■ **BRIEF**: Omit all images, then return the remaining material exactly as it stands.

■ **DATASET**:
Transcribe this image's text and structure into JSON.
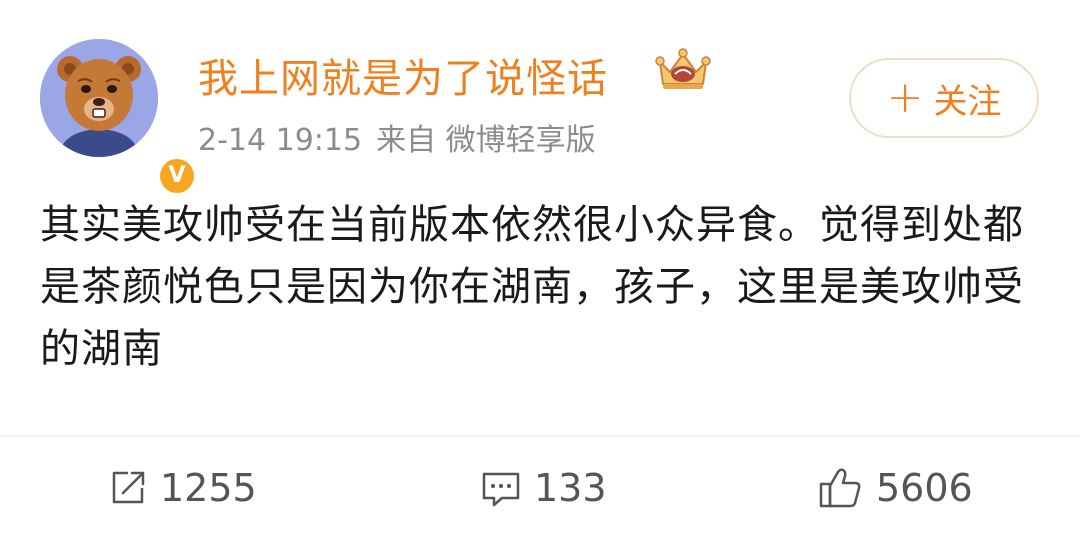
{
  "post": {
    "username": "我上网就是为了说怪话",
    "time": "2-14 19:15",
    "source": "来自 微博轻享版",
    "follow_label": "关注",
    "text": "其实美攻帅受在当前版本依然很小众异食。觉得到处都是茶颜悦色只是因为你在湖南，孩子，这里是美攻帅受的湖南"
  },
  "actions": {
    "reposts": "1255",
    "comments": "133",
    "likes": "5606"
  },
  "colors": {
    "accent": "#f07f1d",
    "avatar_bg": "#9aa6e6",
    "verified": "#f5a623"
  },
  "icons": {
    "avatar": "bear-avatar",
    "verified": "verified-v-icon",
    "crown": "crown-icon",
    "repost": "repost-icon",
    "comment": "comment-icon",
    "like": "thumbs-up-icon"
  }
}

■ **OUTPUT OF THE EXERCISE**:
Transcribe this image's text and structure into JSON.
{
  "post": {
    "username": "我上网就是为了说怪话",
    "time": "2-14 19:15",
    "source": "来自 微博轻享版",
    "follow_label": "关注",
    "text": "其实美攻帅受在当前版本依然很小众异食。觉得到处都是茶颜悦色只是因为你在湖南，孩子，这里是美攻帅受的湖南"
  },
  "actions": {
    "reposts": "1255",
    "comments": "133",
    "likes": "5606"
  },
  "colors": {
    "accent": "#f07f1d",
    "avatar_bg": "#9aa6e6",
    "verified": "#f5a623"
  },
  "icons": {
    "avatar": "bear-avatar",
    "verified": "verified-v-icon",
    "crown": "crown-icon",
    "repost": "repost-icon",
    "comment": "comment-icon",
    "like": "thumbs-up-icon"
  }
}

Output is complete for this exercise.